• **Exercise objective**:
Rewrite the part that opens with the line containing "- sidebar-item-outcomes-label: Outcomes: [7, 313, 71, 329]" and closes with the line containing "- card-all-active-milestones-value: 236: [1140, 124, 1264, 208]", switching "On Schedule" to "Behind Schedule" and leaving everything else the same.

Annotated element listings

— begin —

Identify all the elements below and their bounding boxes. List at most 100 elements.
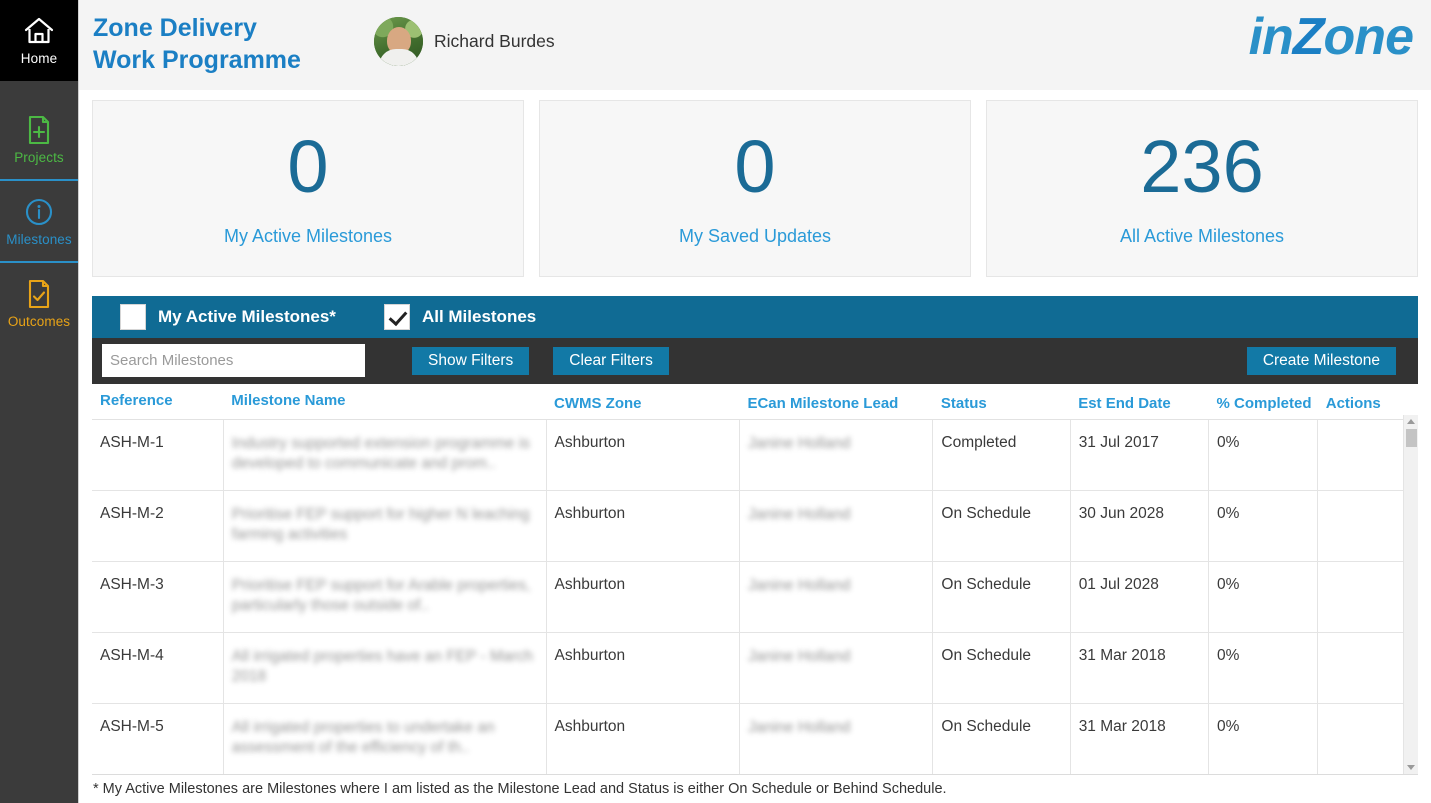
- sidebar-item-outcomes-label: Outcomes: [7, 313, 71, 329]
- document-plus-icon: [23, 114, 55, 146]
- cell-cwms-zone: Ashburton: [546, 631, 740, 704]
- cell-status: On Schedule: [932, 489, 1071, 562]
- cell-reference: ASH-M-1: [92, 418, 224, 491]
- cell-milestone-name: Industry supported extension programme i…: [223, 418, 547, 491]
- logo-text-z: Z: [1292, 8, 1325, 66]
- scroll-down-arrow-icon[interactable]: [1407, 765, 1415, 771]
- cell-percent-completed: 0%: [1208, 631, 1319, 704]
- cell-ecan-milestone-lead: Janine Holland: [739, 702, 934, 775]
- page-title-line2: Work Programme: [93, 45, 301, 74]
- column-header-est-end-date[interactable]: Est End Date: [1070, 383, 1209, 420]
- sidebar-nav: Home Projects Milestones Outcomes: [0, 0, 79, 803]
- card-my-active-milestones-label: My Active Milestones: [223, 225, 393, 246]
- card-all-active-milestones-value: 236: [1140, 124, 1264, 208]
- milestones-table: Reference Milestone Name CWMS Zone ECan …: [92, 383, 1418, 775]
- cell-est-end-date: 01 Jul 2028: [1070, 560, 1210, 633]
- table-row[interactable]: ASH-M-5 All irrigated properties to unde…: [92, 702, 1418, 775]
- cell-ecan-milestone-lead: Janine Holland: [739, 560, 934, 633]
- sidebar-item-projects[interactable]: Projects: [0, 99, 78, 179]
- home-icon: [23, 15, 55, 47]
- avatar-shirt: [378, 49, 419, 67]
- user-name: Richard Burdes: [434, 31, 555, 52]
- table-row[interactable]: ASH-M-1 Industry supported extension pro…: [92, 418, 1418, 491]
- column-header-milestone-name[interactable]: Milestone Name: [223, 383, 547, 420]
- cell-cwms-zone: Ashburton: [546, 489, 740, 562]
- sidebar-item-home-label: Home: [20, 51, 58, 66]
- table-vertical-scrollbar[interactable]: [1403, 414, 1418, 775]
- card-my-saved-updates[interactable]: 0 My Saved Updates: [539, 99, 971, 277]
- card-all-active-milestones[interactable]: 236 All Active Milestones: [986, 99, 1418, 277]
- cell-reference: ASH-M-4: [92, 631, 224, 704]
- cell-milestone-name: All irrigated properties have an FEP - M…: [223, 631, 547, 704]
- cell-est-end-date: 31 Mar 2018: [1070, 702, 1210, 775]
- filter-action-row: Show Filters Clear Filters Create Milest…: [92, 337, 1418, 384]
- column-header-status[interactable]: Status: [932, 383, 1071, 420]
- table-header: Reference Milestone Name CWMS Zone ECan …: [92, 383, 1418, 420]
- page-header: Zone Delivery Work Programme Richard Bur…: [79, 0, 1431, 90]
- filter-checkbox-row: My Active Milestones* All Milestones: [92, 295, 1418, 338]
- checkbox-my-active-milestones-label: My Active Milestones*: [158, 306, 336, 326]
- cell-est-end-date: 31 Jul 2017: [1070, 418, 1210, 491]
- sidebar-item-outcomes[interactable]: Outcomes: [0, 263, 78, 343]
- sidebar-item-home[interactable]: Home: [0, 0, 78, 81]
- filter-bar: My Active Milestones* All Milestones Sho…: [92, 295, 1418, 384]
- cell-reference: ASH-M-5: [92, 702, 224, 775]
- cell-est-end-date: 30 Jun 2028: [1070, 489, 1210, 562]
- info-circle-icon: [23, 196, 55, 228]
- checkbox-all-milestones-box[interactable]: [383, 303, 410, 330]
- cell-ecan-milestone-lead: Janine Holland: [739, 418, 934, 491]
- table-row[interactable]: ASH-M-2 Prioritise FEP support for highe…: [92, 489, 1418, 562]
- cell-milestone-name: Prioritise FEP support for Arable proper…: [223, 560, 547, 633]
- sidebar-item-projects-label: Projects: [14, 149, 64, 165]
- table-header-row: Reference Milestone Name CWMS Zone ECan …: [92, 383, 1418, 420]
- checkbox-all-milestones[interactable]: All Milestones: [383, 303, 537, 330]
- milestones-table-container: Reference Milestone Name CWMS Zone ECan …: [92, 383, 1418, 776]
- stat-cards: 0 My Active Milestones 0 My Saved Update…: [79, 90, 1431, 277]
- cell-status: On Schedule: [932, 702, 1071, 775]
- checkbox-all-milestones-label: All Milestones: [421, 306, 537, 326]
- cell-cwms-zone: Ashburton: [546, 702, 740, 775]
- search-input[interactable]: [102, 344, 365, 378]
- table-row[interactable]: ASH-M-3 Prioritise FEP support for Arabl…: [92, 560, 1418, 633]
- create-milestone-button[interactable]: Create Milestone: [1246, 346, 1396, 375]
- scroll-up-arrow-icon[interactable]: [1407, 418, 1415, 424]
- column-header-cwms-zone[interactable]: CWMS Zone: [546, 383, 740, 420]
- scrollbar-thumb[interactable]: [1406, 428, 1417, 447]
- clear-filters-button[interactable]: Clear Filters: [553, 346, 669, 375]
- card-my-saved-updates-label: My Saved Updates: [678, 225, 832, 246]
- table-body: ASH-M-1 Industry supported extension pro…: [92, 418, 1418, 775]
- logo-text-in: in: [1248, 8, 1294, 66]
- main-content: Zone Delivery Work Programme Richard Bur…: [79, 0, 1431, 803]
- card-all-active-milestones-label: All Active Milestones: [1119, 225, 1285, 246]
- show-filters-button[interactable]: Show Filters: [412, 346, 530, 375]
- user-profile[interactable]: Richard Burdes: [374, 17, 555, 67]
- document-check-icon: [23, 278, 55, 310]
- cell-percent-completed: 0%: [1208, 489, 1319, 562]
- column-header-ecan-milestone-lead[interactable]: ECan Milestone Lead: [739, 383, 933, 420]
- column-header-reference[interactable]: Reference: [92, 383, 224, 420]
- cell-percent-completed: 0%: [1208, 418, 1319, 491]
- sidebar-item-milestones[interactable]: Milestones: [0, 181, 78, 261]
- table-row[interactable]: ASH-M-4 All irrigated properties have an…: [92, 631, 1418, 704]
- cell-reference: ASH-M-2: [92, 489, 224, 562]
- inzone-logo: inZone: [1248, 8, 1414, 66]
- card-my-active-milestones[interactable]: 0 My Active Milestones: [92, 99, 524, 277]
- column-header-percent-completed[interactable]: % Completed: [1208, 383, 1318, 420]
- cell-status: On Schedule: [932, 631, 1071, 704]
- cell-status: Completed: [932, 418, 1071, 491]
- cell-ecan-milestone-lead: Janine Holland: [739, 631, 934, 704]
- sidebar-item-milestones-label: Milestones: [6, 231, 72, 247]
- cell-reference: ASH-M-3: [92, 560, 224, 633]
- logo-text-one: one: [1323, 8, 1414, 66]
- page-title-line1: Zone Delivery: [93, 14, 257, 43]
- cell-percent-completed: 0%: [1208, 702, 1319, 775]
- checkbox-my-active-milestones-box[interactable]: [120, 303, 146, 330]
- cell-cwms-zone: Ashburton: [546, 418, 740, 491]
- application-window: Home Projects Milestones Outcomes Zone D…: [0, 0, 1431, 803]
- cell-ecan-milestone-lead: Janine Holland: [739, 489, 934, 562]
- avatar: [374, 17, 423, 67]
- cell-milestone-name: All irrigated properties to undertake an…: [223, 702, 547, 775]
- page-title: Zone Delivery Work Programme: [93, 13, 368, 76]
- checkbox-my-active-milestones[interactable]: My Active Milestones*: [120, 303, 336, 330]
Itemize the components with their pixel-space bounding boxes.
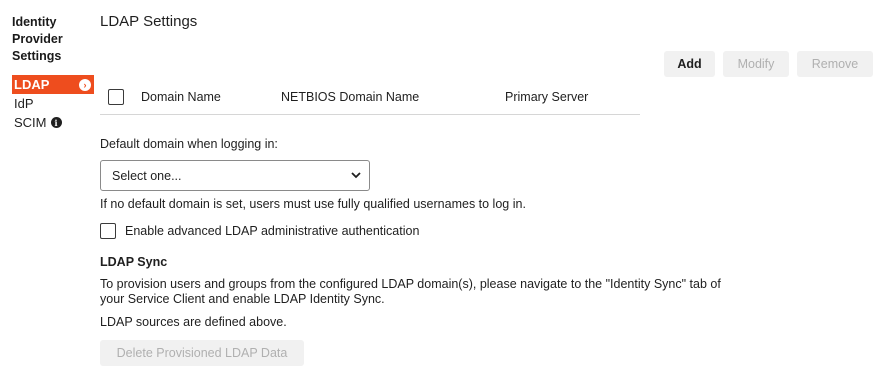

— end —

• **Correct output**:
- sidebar-item-outcomes-label: Outcomes: [7, 313, 71, 329]
- document-plus-icon: [23, 114, 55, 146]
- cell-cwms-zone: Ashburton: [546, 631, 740, 704]
- cell-status: Behind Schedule: [932, 489, 1071, 562]
- cell-reference: ASH-M-1: [92, 418, 224, 491]
- cell-milestone-name: Industry supported extension programme i…: [223, 418, 547, 491]
- logo-text-z: Z: [1292, 8, 1325, 66]
- scroll-down-arrow-icon[interactable]: [1407, 765, 1415, 771]
- cell-percent-completed: 0%: [1208, 631, 1319, 704]
- cell-ecan-milestone-lead: Janine Holland: [739, 702, 934, 775]
- page-title-line2: Work Programme: [93, 45, 301, 74]
- column-header-est-end-date[interactable]: Est End Date: [1070, 383, 1209, 420]
- sidebar-nav: Home Projects Milestones Outcomes: [0, 0, 79, 803]
- card-my-active-milestones-label: My Active Milestones: [223, 225, 393, 246]
- card-all-active-milestones-value: 236: [1140, 124, 1264, 208]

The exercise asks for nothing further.